**EXERCISE AIM**:
Tally the lines in the listing below that include "content". Answer with the count and nothing more.

━━ DATA TO USE

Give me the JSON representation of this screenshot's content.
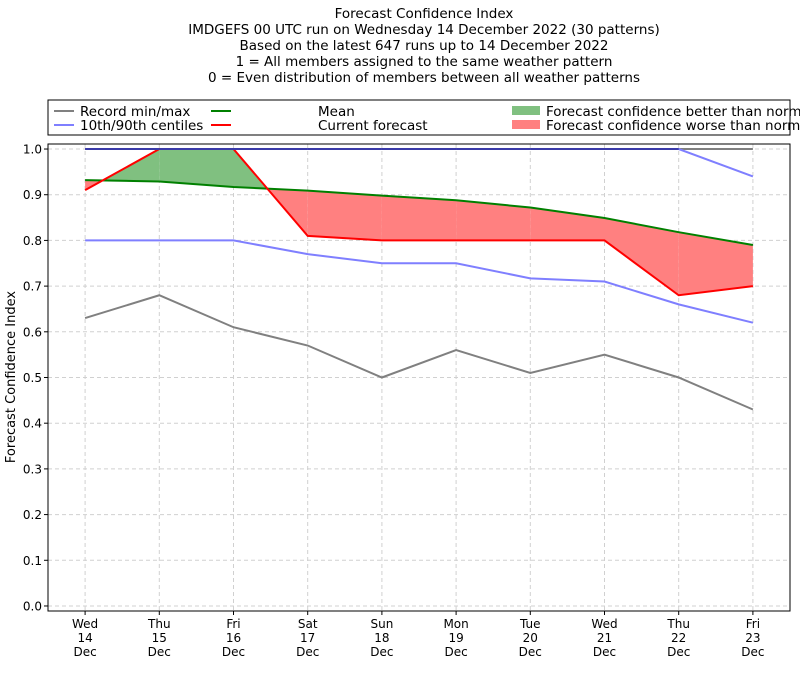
{
  "chart_data": {
    "type": "line",
    "title_lines": [
      "Forecast Confidence Index",
      "IMDGEFS 00 UTC run on Wednesday 14 December 2022 (30 patterns)",
      "Based on the latest 647 runs up to 14 December 2022",
      "1 = All members assigned to the same weather pattern",
      "0 = Even distribution of members between all weather patterns"
    ],
    "ylabel": "Forecast Confidence Index",
    "xlabel": "",
    "categories": [
      [
        "Wed",
        "14",
        "Dec"
      ],
      [
        "Thu",
        "15",
        "Dec"
      ],
      [
        "Fri",
        "16",
        "Dec"
      ],
      [
        "Sat",
        "17",
        "Dec"
      ],
      [
        "Sun",
        "18",
        "Dec"
      ],
      [
        "Mon",
        "19",
        "Dec"
      ],
      [
        "Tue",
        "20",
        "Dec"
      ],
      [
        "Wed",
        "21",
        "Dec"
      ],
      [
        "Thu",
        "22",
        "Dec"
      ],
      [
        "Fri",
        "23",
        "Dec"
      ]
    ],
    "ylim": [
      0,
      1.0
    ],
    "yticks": [
      "0.0",
      "0.1",
      "0.2",
      "0.3",
      "0.4",
      "0.5",
      "0.6",
      "0.7",
      "0.8",
      "0.9",
      "1.0"
    ],
    "grid": true,
    "legend_placement": "top, outside plot",
    "legend": [
      {
        "label": "Record min/max",
        "kind": "line",
        "color": "#808080"
      },
      {
        "label": "10th/90th centiles",
        "kind": "line",
        "color": "#7f7fff"
      },
      {
        "label": "Mean",
        "kind": "line",
        "color": "#008000"
      },
      {
        "label": "Current forecast",
        "kind": "line",
        "color": "#ff0000"
      },
      {
        "label": "Forecast confidence better than normal",
        "kind": "fill",
        "color": "#80c080"
      },
      {
        "label": "Forecast confidence worse than normal",
        "kind": "fill",
        "color": "#ff8080"
      }
    ],
    "series": [
      {
        "name": "Record max",
        "color": "#808080",
        "values": [
          1.0,
          1.0,
          1.0,
          1.0,
          1.0,
          1.0,
          1.0,
          1.0,
          1.0,
          1.0
        ]
      },
      {
        "name": "Record min",
        "color": "#808080",
        "values": [
          0.63,
          0.68,
          0.61,
          0.57,
          0.5,
          0.56,
          0.51,
          0.55,
          0.5,
          0.43
        ]
      },
      {
        "name": "90th centile",
        "color": "#7f7fff",
        "values": [
          1.0,
          1.0,
          1.0,
          1.0,
          1.0,
          1.0,
          1.0,
          1.0,
          1.0,
          0.94
        ]
      },
      {
        "name": "10th centile",
        "color": "#7f7fff",
        "values": [
          0.8,
          0.8,
          0.8,
          0.77,
          0.75,
          0.75,
          0.717,
          0.71,
          0.66,
          0.62
        ]
      },
      {
        "name": "Mean",
        "color": "#008000",
        "values": [
          0.932,
          0.929,
          0.917,
          0.909,
          0.898,
          0.888,
          0.872,
          0.849,
          0.818,
          0.79
        ]
      },
      {
        "name": "Current forecast",
        "color": "#ff0000",
        "values": [
          0.91,
          1.0,
          1.0,
          0.81,
          0.8,
          0.8,
          0.8,
          0.8,
          0.68,
          0.7
        ]
      }
    ]
  }
}
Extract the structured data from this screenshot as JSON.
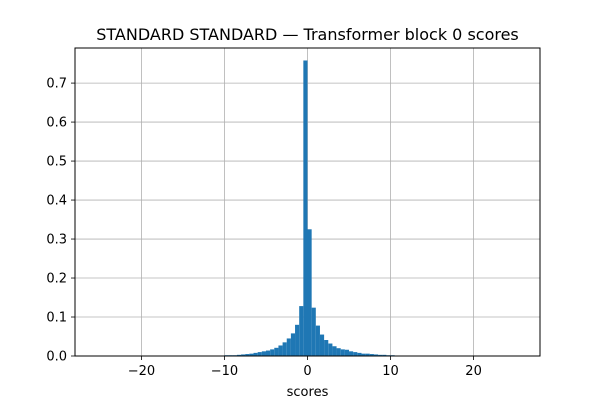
{
  "chart_data": {
    "type": "bar",
    "title": "STANDARD STANDARD — Transformer block 0 scores",
    "xlabel": "scores",
    "ylabel": "",
    "xlim": [
      -28,
      28
    ],
    "ylim": [
      0,
      0.79
    ],
    "xticks": [
      -20,
      -10,
      0,
      10,
      20
    ],
    "xtick_labels": [
      "−20",
      "−10",
      "0",
      "10",
      "20"
    ],
    "yticks": [
      0.0,
      0.1,
      0.2,
      0.3,
      0.4,
      0.5,
      0.6,
      0.7
    ],
    "ytick_labels": [
      "0.0",
      "0.1",
      "0.2",
      "0.3",
      "0.4",
      "0.5",
      "0.6",
      "0.7"
    ],
    "grid": true,
    "bar_color": "#1f77b4",
    "bin_width": 0.5,
    "bin_starts": [
      -12.0,
      -11.5,
      -11.0,
      -10.5,
      -10.0,
      -9.5,
      -9.0,
      -8.5,
      -8.0,
      -7.5,
      -7.0,
      -6.5,
      -6.0,
      -5.5,
      -5.0,
      -4.5,
      -4.0,
      -3.5,
      -3.0,
      -2.5,
      -2.0,
      -1.5,
      -1.0,
      -0.5,
      0.0,
      0.5,
      1.0,
      1.5,
      2.0,
      2.5,
      3.0,
      3.5,
      4.0,
      4.5,
      5.0,
      5.5,
      6.0,
      6.5,
      7.0,
      7.5,
      8.0,
      8.5,
      9.0,
      9.5,
      10.0,
      10.5,
      11.0,
      11.5
    ],
    "values": [
      0.001,
      0.001,
      0.001,
      0.001,
      0.002,
      0.002,
      0.002,
      0.003,
      0.004,
      0.005,
      0.006,
      0.008,
      0.01,
      0.012,
      0.014,
      0.017,
      0.021,
      0.027,
      0.035,
      0.045,
      0.058,
      0.08,
      0.128,
      0.758,
      0.325,
      0.124,
      0.078,
      0.055,
      0.041,
      0.032,
      0.025,
      0.02,
      0.017,
      0.016,
      0.012,
      0.01,
      0.008,
      0.006,
      0.006,
      0.005,
      0.004,
      0.003,
      0.003,
      0.002,
      0.002,
      0.001,
      0.001,
      0.001
    ]
  }
}
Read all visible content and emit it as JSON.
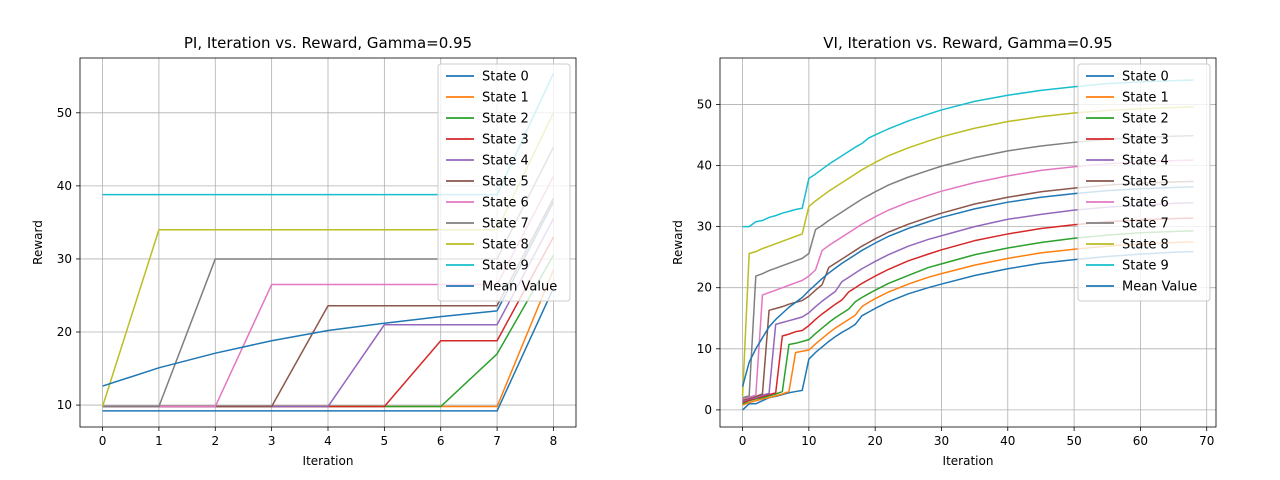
{
  "colors": {
    "State 0": "#1f77b4",
    "State 1": "#ff7f0e",
    "State 2": "#2ca02c",
    "State 3": "#d62728",
    "State 4": "#9467bd",
    "State 5": "#8c564b",
    "State 6": "#e377c2",
    "State 7": "#7f7f7f",
    "State 8": "#bcbd22",
    "State 9": "#17becf",
    "Mean Value": "#1f77b4"
  },
  "chart_data": [
    {
      "type": "line",
      "title": "PI, Iteration vs. Reward, Gamma=0.95",
      "xlabel": "Iteration",
      "ylabel": "Reward",
      "xlim": [
        -0.4,
        8.4
      ],
      "ylim": [
        7.0,
        57.5
      ],
      "xticks": [
        0,
        1,
        2,
        3,
        4,
        5,
        6,
        7,
        8
      ],
      "yticks": [
        10,
        20,
        30,
        40,
        50
      ],
      "grid": true,
      "legend_position": "top-right",
      "x": [
        0,
        1,
        2,
        3,
        4,
        5,
        6,
        7,
        8
      ],
      "series": [
        {
          "name": "State 0",
          "values": [
            9.2,
            9.2,
            9.2,
            9.2,
            9.2,
            9.2,
            9.2,
            9.2,
            26.0
          ]
        },
        {
          "name": "State 1",
          "values": [
            9.8,
            9.8,
            9.8,
            9.8,
            9.8,
            9.8,
            9.8,
            9.8,
            28.5
          ]
        },
        {
          "name": "State 2",
          "values": [
            9.8,
            9.8,
            9.8,
            9.8,
            9.8,
            9.8,
            9.8,
            17.0,
            30.5
          ]
        },
        {
          "name": "State 3",
          "values": [
            9.8,
            9.8,
            9.8,
            9.8,
            9.8,
            9.8,
            18.8,
            18.8,
            33.0
          ]
        },
        {
          "name": "State 4",
          "values": [
            9.8,
            9.8,
            9.8,
            9.8,
            9.8,
            21.0,
            21.0,
            21.0,
            35.5
          ]
        },
        {
          "name": "State 5",
          "values": [
            9.8,
            9.8,
            9.8,
            9.8,
            23.6,
            23.6,
            23.6,
            23.6,
            38.3
          ]
        },
        {
          "name": "State 6",
          "values": [
            9.8,
            9.8,
            9.8,
            26.5,
            26.5,
            26.5,
            26.5,
            26.5,
            41.3
          ]
        },
        {
          "name": "State 7",
          "values": [
            9.8,
            9.8,
            30.0,
            30.0,
            30.0,
            30.0,
            30.0,
            30.0,
            45.3
          ]
        },
        {
          "name": "State 8",
          "values": [
            9.8,
            34.0,
            34.0,
            34.0,
            34.0,
            34.0,
            34.0,
            34.0,
            50.0
          ]
        },
        {
          "name": "State 9",
          "values": [
            38.8,
            38.8,
            38.8,
            38.8,
            38.8,
            38.8,
            38.8,
            38.8,
            55.4
          ]
        },
        {
          "name": "Mean Value",
          "values": [
            12.6,
            15.1,
            17.1,
            18.8,
            20.2,
            21.2,
            22.1,
            22.9,
            37.8
          ]
        }
      ]
    },
    {
      "type": "line",
      "title": "VI, Iteration vs. Reward, Gamma=0.95",
      "xlabel": "Iteration",
      "ylabel": "Reward",
      "xlim": [
        -3.4,
        71.4
      ],
      "ylim": [
        -2.8,
        57.6
      ],
      "xticks": [
        0,
        10,
        20,
        30,
        40,
        50,
        60,
        70
      ],
      "yticks": [
        0,
        10,
        20,
        30,
        40,
        50
      ],
      "grid": true,
      "legend_position": "top-right",
      "x": [
        0,
        1,
        2,
        3,
        4,
        5,
        6,
        7,
        8,
        9,
        10,
        11,
        12,
        13,
        14,
        15,
        16,
        17,
        18,
        19,
        20,
        22,
        25,
        28,
        30,
        35,
        40,
        45,
        50,
        55,
        60,
        65,
        68
      ],
      "series": [
        {
          "name": "State 0",
          "values": [
            0.0,
            1.0,
            1.0,
            1.5,
            2.0,
            2.2,
            2.5,
            2.8,
            3.0,
            3.2,
            8.3,
            9.4,
            10.3,
            11.2,
            12.0,
            12.7,
            13.3,
            14.0,
            15.4,
            16.0,
            16.6,
            17.7,
            19.0,
            20.0,
            20.6,
            22.0,
            23.1,
            24.0,
            24.6,
            25.1,
            25.5,
            25.8,
            25.9
          ]
        },
        {
          "name": "State 1",
          "values": [
            0.8,
            1.2,
            1.5,
            1.8,
            2.0,
            2.3,
            2.6,
            3.0,
            9.4,
            9.6,
            9.8,
            10.8,
            11.7,
            12.6,
            13.4,
            14.1,
            14.8,
            15.5,
            16.9,
            17.6,
            18.2,
            19.3,
            20.6,
            21.7,
            22.3,
            23.7,
            24.8,
            25.7,
            26.3,
            26.8,
            27.2,
            27.4,
            27.5
          ]
        },
        {
          "name": "State 2",
          "values": [
            1.0,
            1.5,
            1.8,
            2.0,
            2.3,
            2.6,
            3.0,
            10.7,
            10.9,
            11.2,
            11.5,
            12.5,
            13.4,
            14.3,
            15.1,
            15.8,
            16.5,
            17.7,
            18.4,
            19.0,
            19.6,
            20.7,
            22.0,
            23.3,
            23.9,
            25.4,
            26.5,
            27.4,
            28.1,
            28.6,
            29.0,
            29.2,
            29.3
          ]
        },
        {
          "name": "State 3",
          "values": [
            1.2,
            1.6,
            1.9,
            2.2,
            2.5,
            2.8,
            12.1,
            12.4,
            12.8,
            13.0,
            13.8,
            14.8,
            15.7,
            16.5,
            17.3,
            18.0,
            19.3,
            20.0,
            20.7,
            21.3,
            21.9,
            23.0,
            24.4,
            25.5,
            26.2,
            27.7,
            28.8,
            29.7,
            30.3,
            30.8,
            31.1,
            31.3,
            31.4
          ]
        },
        {
          "name": "State 4",
          "values": [
            1.4,
            1.8,
            2.0,
            2.4,
            2.7,
            14.0,
            14.3,
            14.6,
            14.9,
            15.2,
            15.9,
            16.9,
            17.8,
            18.6,
            19.4,
            21.0,
            21.7,
            22.4,
            23.1,
            23.7,
            24.3,
            25.4,
            26.8,
            27.9,
            28.5,
            30.0,
            31.2,
            32.0,
            32.7,
            33.2,
            33.5,
            33.8,
            33.9
          ]
        },
        {
          "name": "State 5",
          "values": [
            1.6,
            1.9,
            2.2,
            2.6,
            16.3,
            16.6,
            16.9,
            17.3,
            17.6,
            17.9,
            18.6,
            19.6,
            20.5,
            23.3,
            24.0,
            24.7,
            25.4,
            26.1,
            26.8,
            27.4,
            28.0,
            29.1,
            30.4,
            31.5,
            32.2,
            33.7,
            34.8,
            35.7,
            36.3,
            36.8,
            37.1,
            37.3,
            37.4
          ]
        },
        {
          "name": "State 6",
          "values": [
            1.8,
            2.1,
            2.4,
            18.8,
            19.2,
            19.6,
            20.0,
            20.4,
            20.8,
            21.2,
            21.9,
            22.9,
            26.1,
            26.9,
            27.6,
            28.3,
            29.0,
            29.7,
            30.4,
            31.0,
            31.6,
            32.7,
            34.0,
            35.1,
            35.8,
            37.2,
            38.3,
            39.2,
            39.8,
            40.3,
            40.6,
            40.8,
            40.9
          ]
        },
        {
          "name": "State 7",
          "values": [
            2.0,
            2.3,
            21.9,
            22.3,
            22.8,
            23.2,
            23.6,
            24.0,
            24.4,
            24.8,
            25.6,
            29.5,
            30.2,
            31.0,
            31.7,
            32.4,
            33.1,
            33.8,
            34.5,
            35.1,
            35.7,
            36.8,
            38.1,
            39.2,
            39.9,
            41.3,
            42.4,
            43.2,
            43.8,
            44.3,
            44.6,
            44.8,
            44.9
          ]
        },
        {
          "name": "State 8",
          "values": [
            2.2,
            25.6,
            25.9,
            26.4,
            26.8,
            27.2,
            27.6,
            28.0,
            28.4,
            28.8,
            33.3,
            34.2,
            35.0,
            35.8,
            36.5,
            37.2,
            37.9,
            38.6,
            39.3,
            39.9,
            40.5,
            41.6,
            42.9,
            44.0,
            44.7,
            46.1,
            47.2,
            48.0,
            48.6,
            49.0,
            49.3,
            49.5,
            49.6
          ]
        },
        {
          "name": "State 9",
          "values": [
            30.0,
            30.0,
            30.8,
            31.0,
            31.5,
            31.8,
            32.2,
            32.5,
            32.8,
            33.0,
            37.9,
            38.6,
            39.4,
            40.2,
            40.9,
            41.6,
            42.3,
            43.0,
            43.6,
            44.5,
            45.0,
            46.0,
            47.3,
            48.4,
            49.1,
            50.5,
            51.5,
            52.3,
            52.9,
            53.4,
            53.7,
            53.9,
            54.0
          ]
        },
        {
          "name": "Mean Value",
          "values": [
            3.8,
            7.8,
            10.0,
            11.8,
            13.6,
            14.8,
            15.8,
            16.8,
            17.6,
            18.4,
            19.5,
            20.5,
            21.5,
            22.4,
            23.2,
            24.0,
            24.7,
            25.4,
            26.1,
            26.7,
            27.3,
            28.4,
            29.7,
            30.8,
            31.5,
            32.9,
            34.0,
            34.8,
            35.4,
            35.9,
            36.2,
            36.4,
            36.5
          ]
        }
      ]
    }
  ]
}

━━━━

**RESULT OF THE TASK**:
2